(Your objective): Present every line of the items below as a Markdown table with two columns, Row and Line, numbering the rows in order and leaving out blank lines.

---------- Records shown ----------

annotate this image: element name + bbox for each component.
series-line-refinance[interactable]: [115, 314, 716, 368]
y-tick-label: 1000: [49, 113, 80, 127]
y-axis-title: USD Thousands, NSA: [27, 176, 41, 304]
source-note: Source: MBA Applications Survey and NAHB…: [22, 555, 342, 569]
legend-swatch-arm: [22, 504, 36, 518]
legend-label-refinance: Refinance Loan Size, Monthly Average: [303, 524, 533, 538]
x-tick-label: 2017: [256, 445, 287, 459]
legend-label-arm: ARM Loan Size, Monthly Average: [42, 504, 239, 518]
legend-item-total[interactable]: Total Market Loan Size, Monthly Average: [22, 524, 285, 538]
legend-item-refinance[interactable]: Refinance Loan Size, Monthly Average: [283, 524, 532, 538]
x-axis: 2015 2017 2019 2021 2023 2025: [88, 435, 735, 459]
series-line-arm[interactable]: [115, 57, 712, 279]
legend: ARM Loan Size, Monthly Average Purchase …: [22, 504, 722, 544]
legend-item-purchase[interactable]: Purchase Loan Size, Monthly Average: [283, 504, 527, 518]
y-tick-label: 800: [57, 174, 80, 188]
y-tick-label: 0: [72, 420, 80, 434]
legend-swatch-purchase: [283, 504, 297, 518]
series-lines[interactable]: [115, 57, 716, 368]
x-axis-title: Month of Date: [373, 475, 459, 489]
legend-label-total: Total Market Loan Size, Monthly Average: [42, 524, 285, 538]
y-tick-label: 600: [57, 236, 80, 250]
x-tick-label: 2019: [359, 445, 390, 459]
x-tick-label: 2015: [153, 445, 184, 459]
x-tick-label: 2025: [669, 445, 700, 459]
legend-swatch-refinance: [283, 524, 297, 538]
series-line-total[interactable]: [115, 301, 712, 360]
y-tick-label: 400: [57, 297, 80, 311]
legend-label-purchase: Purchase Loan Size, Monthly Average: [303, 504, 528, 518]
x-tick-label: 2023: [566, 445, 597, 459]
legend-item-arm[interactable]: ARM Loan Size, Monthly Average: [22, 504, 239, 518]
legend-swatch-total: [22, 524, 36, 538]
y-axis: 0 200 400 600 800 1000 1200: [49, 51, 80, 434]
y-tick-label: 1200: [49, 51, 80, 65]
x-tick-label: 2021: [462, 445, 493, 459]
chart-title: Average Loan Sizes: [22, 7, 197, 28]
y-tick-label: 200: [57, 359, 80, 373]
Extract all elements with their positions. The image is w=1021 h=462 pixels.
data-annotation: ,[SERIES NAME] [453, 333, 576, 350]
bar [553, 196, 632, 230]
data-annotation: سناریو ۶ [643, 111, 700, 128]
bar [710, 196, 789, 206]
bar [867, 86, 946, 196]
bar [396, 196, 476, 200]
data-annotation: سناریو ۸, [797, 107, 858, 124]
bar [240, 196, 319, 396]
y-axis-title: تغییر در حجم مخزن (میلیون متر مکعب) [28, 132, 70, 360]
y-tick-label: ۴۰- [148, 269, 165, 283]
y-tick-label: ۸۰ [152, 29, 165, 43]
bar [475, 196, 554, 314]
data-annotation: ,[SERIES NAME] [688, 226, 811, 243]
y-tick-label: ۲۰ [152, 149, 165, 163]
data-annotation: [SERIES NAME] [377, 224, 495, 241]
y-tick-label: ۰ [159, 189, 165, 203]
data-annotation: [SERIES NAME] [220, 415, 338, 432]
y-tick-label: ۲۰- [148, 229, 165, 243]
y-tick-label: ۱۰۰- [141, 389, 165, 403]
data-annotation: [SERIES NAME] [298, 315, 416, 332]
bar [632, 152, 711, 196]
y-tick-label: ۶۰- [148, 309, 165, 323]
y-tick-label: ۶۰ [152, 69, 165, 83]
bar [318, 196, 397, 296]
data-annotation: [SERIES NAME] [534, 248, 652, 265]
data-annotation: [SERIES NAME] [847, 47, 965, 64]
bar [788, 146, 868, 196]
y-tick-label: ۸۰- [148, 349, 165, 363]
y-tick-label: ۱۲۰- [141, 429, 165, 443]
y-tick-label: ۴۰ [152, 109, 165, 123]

----------

(Result):
| Row | Line |
|---|---|
| 1 | annotate this image: element name + bbox for each component. |
| 2 | series-line-refinance[interactable]: [115, 314, 716, 368] |
| 3 | y-tick-label: 1000: [49, 113, 80, 127] |
| 4 | y-axis-title: USD Thousands, NSA: [27, 176, 41, 304] |
| 5 | source-note: Source: MBA Applications Survey and NAHB…: [22, 555, 342, 569] |
| 6 | legend-swatch-arm: [22, 504, 36, 518] |
| 7 | legend-label-refinance: Refinance Loan Size, Monthly Average: [303, 524, 533, 538] |
| 8 | x-tick-label: 2017: [256, 445, 287, 459] |
| 9 | legend-label-arm: ARM Loan Size, Monthly Average: [42, 504, 239, 518] |
| 10 | legend-item-total[interactable]: Total Market Loan Size, Monthly Average: [22, 524, 285, 538] |
| 11 | legend-item-refinance[interactable]: Refinance Loan Size, Monthly Average: [283, 524, 532, 538] |
| 12 | x-axis: 2015 2017 2019 2021 2023 2025: [88, 435, 735, 459] |
| 13 | series-line-arm[interactable]: [115, 57, 712, 279] |
| 14 | legend: ARM Loan Size, Monthly Average Purchase …: [22, 504, 722, 544] |
| 15 | legend-item-purchase[interactable]: Purchase Loan Size, Monthly Average: [283, 504, 527, 518] |
| 16 | y-tick-label: 800: [57, 174, 80, 188] |
| 17 | y-tick-label: 0: [72, 420, 80, 434] |
| 18 | legend-swatch-purchase: [283, 504, 297, 518] |
| 19 | series-lines[interactable]: [115, 57, 716, 368] |
| 20 | x-axis-title: Month of Date: [373, 475, 459, 489] |
| 21 | legend-label-total: Total Market Loan Size, Monthly Average: [42, 524, 285, 538] |
| 22 | y-tick-label: 600: [57, 236, 80, 250] |
| 23 | x-tick-label: 2019: [359, 445, 390, 459] |
| 24 | x-tick-label: 2015: [153, 445, 184, 459] |
| 25 | x-tick-label: 2025: [669, 445, 700, 459] |
| 26 | legend-swatch-refinance: [283, 524, 297, 538] |
| 27 | series-line-total[interactable]: [115, 301, 712, 360] |
| 28 | y-tick-label: 400: [57, 297, 80, 311] |
| 29 | legend-label-purchase: Purchase Loan Size, Monthly Average: [303, 504, 528, 518] |
| 30 | x-tick-label: 2023: [566, 445, 597, 459] |
| 31 | legend-item-arm[interactable]: ARM Loan Size, Monthly Average: [22, 504, 239, 518] |
| 32 | legend-swatch-total: [22, 524, 36, 538] |
| 33 | y-axis: 0 200 400 600 800 1000 1200: [49, 51, 80, 434] |
| 34 | y-tick-label: 1200: [49, 51, 80, 65] |
| 35 | x-tick-label: 2021: [462, 445, 493, 459] |
| 36 | chart-title: Average Loan Sizes: [22, 7, 197, 28] |
| 37 | y-tick-label: 200: [57, 359, 80, 373] |
| 38 | Extract all elements with their positions. The image is w=1021 h=462 pixels. |
| 39 | data-annotation: ,[SERIES NAME] [453, 333, 576, 350] |
| 40 | bar [553, 196, 632, 230] |
| 41 | data-annotation: سناریو ۶ [643, 111, 700, 128] |
| 42 | bar [710, 196, 789, 206] |
| 43 | bar [867, 86, 946, 196] |
| 44 | bar [396, 196, 476, 200] |
| 45 | data-annotation: سناریو ۸, [797, 107, 858, 124] |
| 46 | bar [240, 196, 319, 396] |
| 47 | y-axis-title: تغییر در حجم مخزن (میلیون متر مکعب) [28, 132, 70, 360] |
| 48 | y-tick-label: ۴۰- [148, 269, 165, 283] |
| 49 | y-tick-label: ۸۰ [152, 29, 165, 43] |
| 50 | bar [475, 196, 554, 314] |
| 51 | data-annotation: ,[SERIES NAME] [688, 226, 811, 243] |
| 52 | y-tick-label: ۲۰ [152, 149, 165, 163] |
| 53 | data-annotation: [SERIES NAME] [377, 224, 495, 241] |
| 54 | y-tick-label: ۰ [159, 189, 165, 203] |
| 55 | data-annotation: [SERIES NAME] [220, 415, 338, 432] |
| 56 | y-tick-label: ۲۰- [148, 229, 165, 243] |
| 57 | y-tick-label: ۱۰۰- [141, 389, 165, 403] |
| 58 | data-annotation: [SERIES NAME] [298, 315, 416, 332] |
| 59 | bar [632, 152, 711, 196] |
| 60 | y-tick-label: ۶۰- [148, 309, 165, 323] |
| 61 | y-tick-label: ۶۰ [152, 69, 165, 83] |
| 62 | bar [318, 196, 397, 296] |
| 63 | data-annotation: [SERIES NAME] [534, 248, 652, 265] |
| 64 | data-annotation: [SERIES NAME] [847, 47, 965, 64] |
| 65 | bar [788, 146, 868, 196] |
| 66 | y-tick-label: ۸۰- [148, 349, 165, 363] |
| 67 | y-tick-label: ۱۲۰- [141, 429, 165, 443] |
| 68 | y-tick-label: ۴۰ [152, 109, 165, 123] |